Exercise task:
Omit any picture, and return the remaining data exactly as written.

— begin —

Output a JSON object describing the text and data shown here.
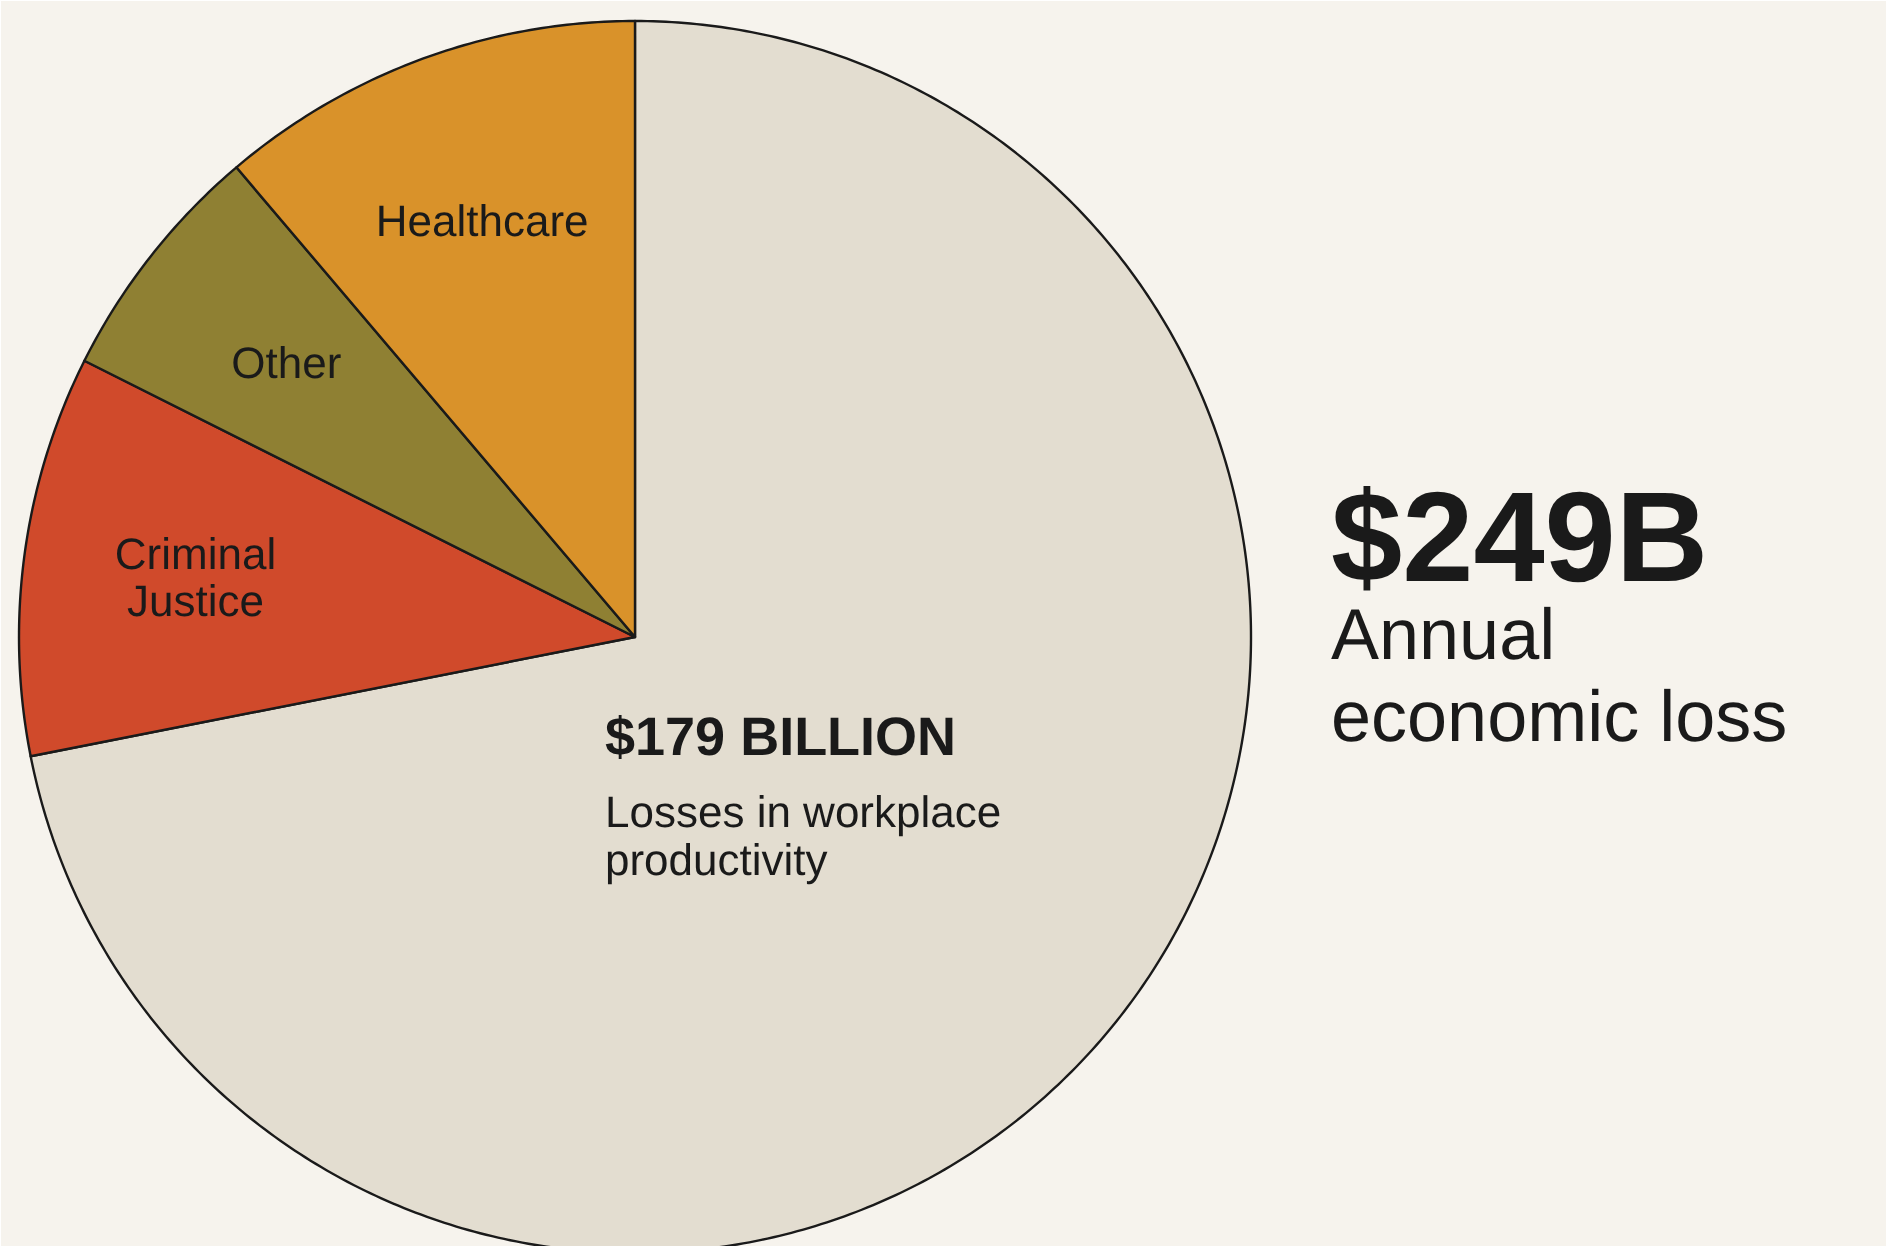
{
  "chart_data": {
    "type": "pie",
    "title": "$249B",
    "subtitle": "Annual economic loss",
    "categories": [
      "Losses in workplace productivity",
      "Criminal Justice",
      "Other",
      "Healthcare"
    ],
    "values": [
      71.9,
      10.5,
      6.4,
      11.2
    ],
    "colors": [
      "#e3ddd0",
      "#d04a2b",
      "#8f8033",
      "#d9922a"
    ],
    "annotations": [
      "$179 BILLION"
    ]
  }
}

— end —

Answer to the exercise:
Output a JSON object describing the text and data shown here.
{
  "chart_data": {
    "type": "pie",
    "title": "$249B",
    "subtitle": "Annual economic loss",
    "categories": [
      "Losses in workplace productivity",
      "Criminal Justice",
      "Other",
      "Healthcare"
    ],
    "values": [
      71.9,
      10.5,
      6.4,
      11.2
    ],
    "colors": [
      "#e3ddd0",
      "#d04a2b",
      "#8f8033",
      "#d9922a"
    ],
    "annotations": [
      "$179 BILLION"
    ]
  }
}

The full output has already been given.